• **Task brief**
Present the rows as a numbered list, from the very first line through the line containing "y-tick-label: 100% <box>64 79 113 100</box>", both included. Leave out any blank lines.

(Box coordinate listings)
⟨

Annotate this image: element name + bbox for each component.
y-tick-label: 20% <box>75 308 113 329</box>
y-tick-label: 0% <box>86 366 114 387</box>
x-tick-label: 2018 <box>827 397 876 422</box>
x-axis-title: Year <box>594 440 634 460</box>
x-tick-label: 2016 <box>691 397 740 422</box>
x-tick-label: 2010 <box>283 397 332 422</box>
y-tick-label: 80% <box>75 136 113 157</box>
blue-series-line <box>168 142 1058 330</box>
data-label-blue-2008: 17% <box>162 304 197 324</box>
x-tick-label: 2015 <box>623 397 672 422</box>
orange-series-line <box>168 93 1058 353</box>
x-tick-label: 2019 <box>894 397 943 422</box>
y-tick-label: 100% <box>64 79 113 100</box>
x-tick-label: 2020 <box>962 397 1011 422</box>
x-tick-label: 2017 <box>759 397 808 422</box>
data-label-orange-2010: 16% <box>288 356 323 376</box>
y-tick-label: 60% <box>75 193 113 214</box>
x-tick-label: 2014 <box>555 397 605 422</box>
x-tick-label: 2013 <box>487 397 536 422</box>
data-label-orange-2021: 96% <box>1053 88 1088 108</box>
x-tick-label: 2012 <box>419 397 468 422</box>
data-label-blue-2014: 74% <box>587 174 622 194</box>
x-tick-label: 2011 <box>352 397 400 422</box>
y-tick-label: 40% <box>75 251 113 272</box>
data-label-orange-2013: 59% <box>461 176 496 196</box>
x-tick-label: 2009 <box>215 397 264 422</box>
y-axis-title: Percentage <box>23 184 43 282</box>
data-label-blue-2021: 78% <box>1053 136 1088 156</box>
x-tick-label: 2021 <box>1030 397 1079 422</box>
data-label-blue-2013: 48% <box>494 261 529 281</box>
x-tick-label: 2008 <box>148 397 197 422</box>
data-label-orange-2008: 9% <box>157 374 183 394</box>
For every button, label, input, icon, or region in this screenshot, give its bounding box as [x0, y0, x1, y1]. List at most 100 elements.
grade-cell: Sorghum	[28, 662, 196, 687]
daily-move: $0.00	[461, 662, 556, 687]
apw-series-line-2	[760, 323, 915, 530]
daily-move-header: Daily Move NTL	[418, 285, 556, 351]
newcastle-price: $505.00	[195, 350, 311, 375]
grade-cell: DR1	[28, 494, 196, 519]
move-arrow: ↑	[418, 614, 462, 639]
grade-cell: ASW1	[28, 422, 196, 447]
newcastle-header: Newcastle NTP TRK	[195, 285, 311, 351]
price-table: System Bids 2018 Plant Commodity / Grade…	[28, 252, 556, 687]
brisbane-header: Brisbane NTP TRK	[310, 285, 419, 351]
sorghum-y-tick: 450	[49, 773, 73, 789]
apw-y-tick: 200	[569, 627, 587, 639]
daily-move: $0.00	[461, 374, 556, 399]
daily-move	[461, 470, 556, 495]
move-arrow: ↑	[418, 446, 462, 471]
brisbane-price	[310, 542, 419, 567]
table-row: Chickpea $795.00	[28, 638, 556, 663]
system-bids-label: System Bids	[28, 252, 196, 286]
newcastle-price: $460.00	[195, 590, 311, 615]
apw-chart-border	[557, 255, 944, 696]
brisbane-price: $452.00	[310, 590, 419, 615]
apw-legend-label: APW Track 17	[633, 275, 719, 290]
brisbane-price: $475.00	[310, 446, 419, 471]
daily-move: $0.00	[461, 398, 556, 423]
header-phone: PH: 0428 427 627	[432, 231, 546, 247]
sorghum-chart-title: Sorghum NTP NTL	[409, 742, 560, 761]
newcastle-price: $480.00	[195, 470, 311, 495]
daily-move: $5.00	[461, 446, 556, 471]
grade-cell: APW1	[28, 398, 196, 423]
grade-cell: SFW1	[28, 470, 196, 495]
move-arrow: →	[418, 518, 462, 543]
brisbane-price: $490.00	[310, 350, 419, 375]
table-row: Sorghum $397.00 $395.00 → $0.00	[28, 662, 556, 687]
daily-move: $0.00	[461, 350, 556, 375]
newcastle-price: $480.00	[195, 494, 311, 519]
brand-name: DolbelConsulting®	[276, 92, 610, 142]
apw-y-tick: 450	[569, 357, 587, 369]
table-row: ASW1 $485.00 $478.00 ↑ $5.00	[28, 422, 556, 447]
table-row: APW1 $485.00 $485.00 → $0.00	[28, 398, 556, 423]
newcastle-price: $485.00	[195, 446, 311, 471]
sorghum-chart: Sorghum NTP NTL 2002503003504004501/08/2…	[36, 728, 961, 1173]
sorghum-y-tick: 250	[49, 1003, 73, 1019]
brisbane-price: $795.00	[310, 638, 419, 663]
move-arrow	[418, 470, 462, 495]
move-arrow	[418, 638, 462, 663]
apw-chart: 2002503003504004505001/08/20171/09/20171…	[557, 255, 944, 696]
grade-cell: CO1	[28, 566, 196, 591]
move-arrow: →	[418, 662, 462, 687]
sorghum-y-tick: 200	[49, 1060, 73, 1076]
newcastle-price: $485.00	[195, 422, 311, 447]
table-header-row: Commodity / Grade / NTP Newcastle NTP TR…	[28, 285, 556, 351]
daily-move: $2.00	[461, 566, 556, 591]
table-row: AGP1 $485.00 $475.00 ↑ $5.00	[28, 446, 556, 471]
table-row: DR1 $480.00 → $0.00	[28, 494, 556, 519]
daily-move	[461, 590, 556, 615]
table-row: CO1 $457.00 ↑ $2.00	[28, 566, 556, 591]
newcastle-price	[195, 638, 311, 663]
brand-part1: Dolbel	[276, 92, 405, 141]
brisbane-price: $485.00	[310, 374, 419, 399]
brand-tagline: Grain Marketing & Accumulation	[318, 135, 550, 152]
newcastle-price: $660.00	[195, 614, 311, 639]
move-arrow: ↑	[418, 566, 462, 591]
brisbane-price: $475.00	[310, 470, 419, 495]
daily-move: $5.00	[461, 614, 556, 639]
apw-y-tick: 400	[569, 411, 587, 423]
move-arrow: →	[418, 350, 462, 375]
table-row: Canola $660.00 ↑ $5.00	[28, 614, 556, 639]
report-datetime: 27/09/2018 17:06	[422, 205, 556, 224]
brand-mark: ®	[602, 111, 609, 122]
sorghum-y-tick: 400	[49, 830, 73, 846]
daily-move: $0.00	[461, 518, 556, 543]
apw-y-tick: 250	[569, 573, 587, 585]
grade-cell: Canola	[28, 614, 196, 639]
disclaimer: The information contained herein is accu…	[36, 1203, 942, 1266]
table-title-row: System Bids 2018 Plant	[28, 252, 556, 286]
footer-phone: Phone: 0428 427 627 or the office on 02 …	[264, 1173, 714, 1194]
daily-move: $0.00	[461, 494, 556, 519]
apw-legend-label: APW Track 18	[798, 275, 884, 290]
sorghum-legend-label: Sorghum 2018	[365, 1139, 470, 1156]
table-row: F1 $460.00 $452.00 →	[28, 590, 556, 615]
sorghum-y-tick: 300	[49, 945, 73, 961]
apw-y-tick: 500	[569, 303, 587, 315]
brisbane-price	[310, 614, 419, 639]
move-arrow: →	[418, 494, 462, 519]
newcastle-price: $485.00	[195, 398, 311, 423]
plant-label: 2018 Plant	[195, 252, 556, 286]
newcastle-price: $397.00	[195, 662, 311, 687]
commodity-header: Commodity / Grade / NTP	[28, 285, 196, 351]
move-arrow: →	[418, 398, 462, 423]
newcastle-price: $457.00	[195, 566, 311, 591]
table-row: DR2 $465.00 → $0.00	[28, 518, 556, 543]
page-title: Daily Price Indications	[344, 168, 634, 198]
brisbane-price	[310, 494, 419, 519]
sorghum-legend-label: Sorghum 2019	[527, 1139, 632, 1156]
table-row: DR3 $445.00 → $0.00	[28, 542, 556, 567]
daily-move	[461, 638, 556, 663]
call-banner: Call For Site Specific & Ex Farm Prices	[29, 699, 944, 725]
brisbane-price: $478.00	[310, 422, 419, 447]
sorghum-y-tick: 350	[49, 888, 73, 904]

⟩

• **Complete output**
1. Annotate this image: element name + bbox for each component.
2. y-tick-label: 20% <box>75 308 113 329</box>
3. y-tick-label: 0% <box>86 366 114 387</box>
4. x-tick-label: 2018 <box>827 397 876 422</box>
5. x-axis-title: Year <box>594 440 634 460</box>
6. x-tick-label: 2016 <box>691 397 740 422</box>
7. x-tick-label: 2010 <box>283 397 332 422</box>
8. y-tick-label: 80% <box>75 136 113 157</box>
9. blue-series-line <box>168 142 1058 330</box>
10. data-label-blue-2008: 17% <box>162 304 197 324</box>
11. x-tick-label: 2015 <box>623 397 672 422</box>
12. orange-series-line <box>168 93 1058 353</box>
13. x-tick-label: 2019 <box>894 397 943 422</box>
14. y-tick-label: 100% <box>64 79 113 100</box>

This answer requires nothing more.